(begin)

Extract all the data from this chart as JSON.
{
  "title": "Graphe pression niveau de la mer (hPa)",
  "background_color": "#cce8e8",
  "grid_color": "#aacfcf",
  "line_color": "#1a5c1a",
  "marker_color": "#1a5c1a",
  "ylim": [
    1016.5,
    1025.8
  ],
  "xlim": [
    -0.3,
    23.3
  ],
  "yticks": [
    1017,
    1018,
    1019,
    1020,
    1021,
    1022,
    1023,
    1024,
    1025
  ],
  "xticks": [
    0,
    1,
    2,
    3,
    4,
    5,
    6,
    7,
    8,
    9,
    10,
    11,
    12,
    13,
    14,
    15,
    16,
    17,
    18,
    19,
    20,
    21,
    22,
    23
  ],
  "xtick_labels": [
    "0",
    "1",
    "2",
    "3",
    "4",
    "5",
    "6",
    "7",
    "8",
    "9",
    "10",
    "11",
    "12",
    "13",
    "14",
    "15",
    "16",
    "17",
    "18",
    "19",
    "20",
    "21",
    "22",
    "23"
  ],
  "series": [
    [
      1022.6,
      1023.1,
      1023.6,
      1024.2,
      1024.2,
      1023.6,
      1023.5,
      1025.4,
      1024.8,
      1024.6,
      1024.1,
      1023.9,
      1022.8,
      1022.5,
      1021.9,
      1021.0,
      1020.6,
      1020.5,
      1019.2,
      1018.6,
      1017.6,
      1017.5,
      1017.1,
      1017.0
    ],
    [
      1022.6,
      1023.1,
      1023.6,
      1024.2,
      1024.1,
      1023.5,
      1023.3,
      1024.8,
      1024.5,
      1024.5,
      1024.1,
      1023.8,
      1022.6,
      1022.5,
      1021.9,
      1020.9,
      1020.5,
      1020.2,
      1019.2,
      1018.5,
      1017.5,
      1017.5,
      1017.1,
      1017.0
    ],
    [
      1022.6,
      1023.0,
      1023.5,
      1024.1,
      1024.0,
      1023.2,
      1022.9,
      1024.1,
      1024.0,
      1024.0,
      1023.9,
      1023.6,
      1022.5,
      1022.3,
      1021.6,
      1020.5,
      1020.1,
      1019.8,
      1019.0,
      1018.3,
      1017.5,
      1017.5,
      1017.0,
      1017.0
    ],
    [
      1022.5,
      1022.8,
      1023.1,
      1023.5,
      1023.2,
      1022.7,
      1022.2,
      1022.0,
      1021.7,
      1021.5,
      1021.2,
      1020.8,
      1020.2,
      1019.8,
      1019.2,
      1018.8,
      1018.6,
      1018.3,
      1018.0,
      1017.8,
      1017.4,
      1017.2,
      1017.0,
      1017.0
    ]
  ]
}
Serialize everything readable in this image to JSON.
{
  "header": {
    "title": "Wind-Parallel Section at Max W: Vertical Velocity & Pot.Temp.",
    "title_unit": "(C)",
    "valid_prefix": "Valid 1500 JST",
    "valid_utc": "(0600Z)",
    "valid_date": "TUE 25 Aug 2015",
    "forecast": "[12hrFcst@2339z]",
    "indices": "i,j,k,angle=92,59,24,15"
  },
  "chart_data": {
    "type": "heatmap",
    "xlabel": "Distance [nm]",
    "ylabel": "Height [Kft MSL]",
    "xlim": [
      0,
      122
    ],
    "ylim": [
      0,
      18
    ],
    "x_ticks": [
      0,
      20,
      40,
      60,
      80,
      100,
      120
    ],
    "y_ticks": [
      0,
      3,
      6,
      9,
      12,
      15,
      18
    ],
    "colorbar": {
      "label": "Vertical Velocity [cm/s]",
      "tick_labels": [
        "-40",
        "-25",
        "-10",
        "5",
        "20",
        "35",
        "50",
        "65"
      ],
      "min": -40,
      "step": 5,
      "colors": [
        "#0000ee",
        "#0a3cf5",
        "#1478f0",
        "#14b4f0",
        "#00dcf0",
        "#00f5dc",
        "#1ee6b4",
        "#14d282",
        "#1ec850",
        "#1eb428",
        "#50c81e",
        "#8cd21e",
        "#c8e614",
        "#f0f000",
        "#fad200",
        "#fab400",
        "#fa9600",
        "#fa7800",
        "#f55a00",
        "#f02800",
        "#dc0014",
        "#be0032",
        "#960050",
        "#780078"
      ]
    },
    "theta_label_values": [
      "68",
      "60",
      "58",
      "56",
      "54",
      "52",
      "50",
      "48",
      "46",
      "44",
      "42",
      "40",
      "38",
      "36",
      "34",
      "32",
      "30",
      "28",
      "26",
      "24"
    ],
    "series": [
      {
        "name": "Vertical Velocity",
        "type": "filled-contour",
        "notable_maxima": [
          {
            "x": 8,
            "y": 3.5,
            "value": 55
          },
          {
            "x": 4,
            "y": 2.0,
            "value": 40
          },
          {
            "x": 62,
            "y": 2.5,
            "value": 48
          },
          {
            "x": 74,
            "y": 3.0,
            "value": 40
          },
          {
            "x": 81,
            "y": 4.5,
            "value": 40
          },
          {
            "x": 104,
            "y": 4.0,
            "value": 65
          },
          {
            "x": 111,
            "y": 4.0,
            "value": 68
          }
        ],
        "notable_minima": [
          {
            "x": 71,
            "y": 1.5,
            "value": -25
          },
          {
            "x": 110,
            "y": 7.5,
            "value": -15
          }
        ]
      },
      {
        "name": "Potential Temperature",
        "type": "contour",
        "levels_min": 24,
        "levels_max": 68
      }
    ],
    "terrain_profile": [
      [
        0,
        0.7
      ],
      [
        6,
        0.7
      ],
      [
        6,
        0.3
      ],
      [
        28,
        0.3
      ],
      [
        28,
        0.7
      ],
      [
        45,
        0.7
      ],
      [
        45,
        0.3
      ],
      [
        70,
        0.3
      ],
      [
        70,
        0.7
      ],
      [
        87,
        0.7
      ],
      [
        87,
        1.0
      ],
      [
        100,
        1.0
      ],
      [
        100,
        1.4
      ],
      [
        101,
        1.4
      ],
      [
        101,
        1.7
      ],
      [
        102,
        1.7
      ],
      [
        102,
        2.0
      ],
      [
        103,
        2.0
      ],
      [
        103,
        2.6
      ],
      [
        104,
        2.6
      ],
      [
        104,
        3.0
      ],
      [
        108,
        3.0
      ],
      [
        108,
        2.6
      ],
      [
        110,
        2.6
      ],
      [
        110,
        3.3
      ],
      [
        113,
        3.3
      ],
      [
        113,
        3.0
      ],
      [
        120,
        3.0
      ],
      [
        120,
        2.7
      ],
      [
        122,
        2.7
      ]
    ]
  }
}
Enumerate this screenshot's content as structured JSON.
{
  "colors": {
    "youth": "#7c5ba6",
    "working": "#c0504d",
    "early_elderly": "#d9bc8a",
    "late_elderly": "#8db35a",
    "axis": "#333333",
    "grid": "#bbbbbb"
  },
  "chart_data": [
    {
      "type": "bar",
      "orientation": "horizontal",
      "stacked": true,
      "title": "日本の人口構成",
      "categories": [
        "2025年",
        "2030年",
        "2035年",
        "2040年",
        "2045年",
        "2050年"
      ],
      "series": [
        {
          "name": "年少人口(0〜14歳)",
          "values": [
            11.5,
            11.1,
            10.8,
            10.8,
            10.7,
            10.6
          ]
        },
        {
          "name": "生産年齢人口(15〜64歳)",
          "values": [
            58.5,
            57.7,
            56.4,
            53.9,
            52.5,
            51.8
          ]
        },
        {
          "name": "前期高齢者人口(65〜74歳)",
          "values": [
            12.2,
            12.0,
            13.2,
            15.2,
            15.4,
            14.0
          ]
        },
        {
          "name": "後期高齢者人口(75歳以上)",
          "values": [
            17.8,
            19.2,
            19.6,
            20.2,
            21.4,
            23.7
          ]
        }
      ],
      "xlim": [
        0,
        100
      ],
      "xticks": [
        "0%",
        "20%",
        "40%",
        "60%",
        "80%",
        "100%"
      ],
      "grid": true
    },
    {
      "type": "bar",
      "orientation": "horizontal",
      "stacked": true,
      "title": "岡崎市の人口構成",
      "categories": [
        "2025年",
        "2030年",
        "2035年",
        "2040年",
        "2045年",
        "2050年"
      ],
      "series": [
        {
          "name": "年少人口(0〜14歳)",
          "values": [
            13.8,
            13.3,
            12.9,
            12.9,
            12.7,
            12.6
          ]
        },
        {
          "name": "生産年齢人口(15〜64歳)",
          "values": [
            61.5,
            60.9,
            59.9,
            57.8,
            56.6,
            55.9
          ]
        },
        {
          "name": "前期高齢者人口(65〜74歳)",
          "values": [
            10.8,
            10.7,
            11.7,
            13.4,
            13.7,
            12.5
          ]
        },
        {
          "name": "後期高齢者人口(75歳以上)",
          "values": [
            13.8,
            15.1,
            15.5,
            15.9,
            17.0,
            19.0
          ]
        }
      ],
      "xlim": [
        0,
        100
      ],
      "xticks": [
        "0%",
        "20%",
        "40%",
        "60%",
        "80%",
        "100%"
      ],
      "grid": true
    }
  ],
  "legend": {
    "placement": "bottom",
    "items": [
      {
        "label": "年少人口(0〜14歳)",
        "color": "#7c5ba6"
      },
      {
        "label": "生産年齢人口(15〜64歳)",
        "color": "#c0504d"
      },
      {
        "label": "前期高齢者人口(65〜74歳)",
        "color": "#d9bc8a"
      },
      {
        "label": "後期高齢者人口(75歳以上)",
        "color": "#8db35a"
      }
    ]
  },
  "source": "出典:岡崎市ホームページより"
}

(end)

**Task**
In the material above, show every line where the word "Vertical" turns up.

**The completed task**
    "title": "Wind-Parallel Section at Max W: Vertical Velocity & Pot.Temp.",
      "label": "Vertical Velocity [cm/s]",
        "name": "Vertical Velocity",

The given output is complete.